## Aim:
Locate each line containing the string "области" and copy it out.

## Data provided:
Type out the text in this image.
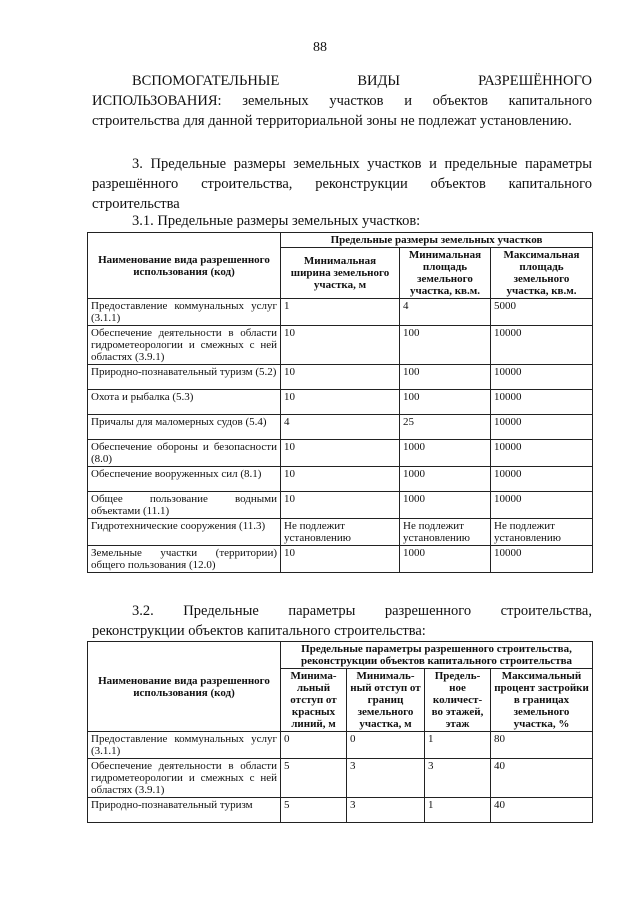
88
ВСПОМОГАТЕЛЬНЫЕ	ВИДЫ	РАЗРЕШЁННОГО
ИСПОЛЬЗОВАНИЯ: земельных участков и объектов капитального
строительства для данной территориальной зоны не подлежат установлению.
3. Предельные размеры земельных участков и предельные параметры
разрешённого строительства, реконструкции объектов капитального
строительства
3.1. Предельные размеры земельных участков:
Наименование вида разрешенного использования (код)	Предельные размеры земельных участков		
	Минимальная ширина земельного участка, м	Минимальная площадь земельного участка, кв.м.	Максимальная площадь земельного участка, кв.м.
Предоставление коммунальных услуг (3.1.1)	1	4	5000
Обеспечение деятельности в области гидрометеорологии и смежных с ней областях (3.9.1)	10	100	10000
Природно-познавательный туризм (5.2)	10	100	10000
Охота и рыбалка (5.3)	10	100	10000
Причалы для маломерных судов (5.4)	4	25	10000
Обеспечение обороны и безопасности (8.0)	10	1000	10000
Обеспечение вооруженных сил (8.1)	10	1000	10000
Общее пользование водными объектами (11.1)	10	1000	10000
Гидротехнические сооружения (11.3)	Не подлежит установлению	Не подлежит установлению	Не подлежит установлению
Земельные участки (территории) общего пользования (12.0)	10	1000	10000
3.2. Предельные параметры разрешенного строительства,
реконструкции объектов капитального строительства:
Наименование вида разрешенного использования (код)	Предельные параметры разрешенного строительства, реконструкции объектов капитального строительства			
	Минима-льный отступ от красных линий, м	Минималь-ный отступ от границ земельного участка, м	Предель-ное количест-во этажей, этаж	Максимальный процент застройки в границах земельного участка, %
Предоставление коммунальных услуг (3.1.1)	0	0	1	80
Обеспечение деятельности в области гидрометеорологии и смежных с ней областях (3.9.1)	5	3	3	40
Природно-познавательный туризм	5	3	1	40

## Result:
Обеспечение деятельности в области гидрометеорологии и смежных с ней областях (3.9.1)	10	100	10000
Обеспечение деятельности в области гидрометеорологии и смежных с ней областях (3.9.1)	5	3	3	40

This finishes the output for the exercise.